Start Data excerpts

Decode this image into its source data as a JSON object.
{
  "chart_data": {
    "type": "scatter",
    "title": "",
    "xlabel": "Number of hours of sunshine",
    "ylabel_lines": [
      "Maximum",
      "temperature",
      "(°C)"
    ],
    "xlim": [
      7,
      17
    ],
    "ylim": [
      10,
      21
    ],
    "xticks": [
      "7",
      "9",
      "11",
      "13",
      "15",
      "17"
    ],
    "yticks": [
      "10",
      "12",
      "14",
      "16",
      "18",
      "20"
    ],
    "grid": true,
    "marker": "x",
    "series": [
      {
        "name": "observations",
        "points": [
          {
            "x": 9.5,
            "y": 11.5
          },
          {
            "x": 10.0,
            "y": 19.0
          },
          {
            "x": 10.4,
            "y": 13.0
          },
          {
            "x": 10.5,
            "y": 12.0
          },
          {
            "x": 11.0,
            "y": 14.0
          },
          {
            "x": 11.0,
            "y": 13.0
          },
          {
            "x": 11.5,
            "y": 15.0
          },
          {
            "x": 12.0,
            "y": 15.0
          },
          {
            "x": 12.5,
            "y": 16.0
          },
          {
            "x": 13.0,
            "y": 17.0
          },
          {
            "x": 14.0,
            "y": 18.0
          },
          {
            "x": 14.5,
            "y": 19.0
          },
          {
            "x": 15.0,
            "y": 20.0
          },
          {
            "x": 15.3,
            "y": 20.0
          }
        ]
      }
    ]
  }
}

End Data excerpts

Copy out each line above, character for character.

Decode this image into its source data as a JSON object.
{
  "chart_data": {
    "type": "scatter",
    "title": "",
    "xlabel": "Number of hours of sunshine",
    "ylabel_lines": [
      "Maximum",
      "temperature",
      "(°C)"
    ],
    "xlim": [
      7,
      17
    ],
    "ylim": [
      10,
      21
    ],
    "xticks": [
      "7",
      "9",
      "11",
      "13",
      "15",
      "17"
    ],
    "yticks": [
      "10",
      "12",
      "14",
      "16",
      "18",
      "20"
    ],
    "grid": true,
    "marker": "x",
    "series": [
      {
        "name": "observations",
        "points": [
          {
            "x": 9.5,
            "y": 11.5
          },
          {
            "x": 10.0,
            "y": 19.0
          },
          {
            "x": 10.4,
            "y": 13.0
          },
          {
            "x": 10.5,
            "y": 12.0
          },
          {
            "x": 11.0,
            "y": 14.0
          },
          {
            "x": 11.0,
            "y": 13.0
          },
          {
            "x": 11.5,
            "y": 15.0
          },
          {
            "x": 12.0,
            "y": 15.0
          },
          {
            "x": 12.5,
            "y": 16.0
          },
          {
            "x": 13.0,
            "y": 17.0
          },
          {
            "x": 14.0,
            "y": 18.0
          },
          {
            "x": 14.5,
            "y": 19.0
          },
          {
            "x": 15.0,
            "y": 20.0
          },
          {
            "x": 15.3,
            "y": 20.0
          }
        ]
      }
    ]
  }
}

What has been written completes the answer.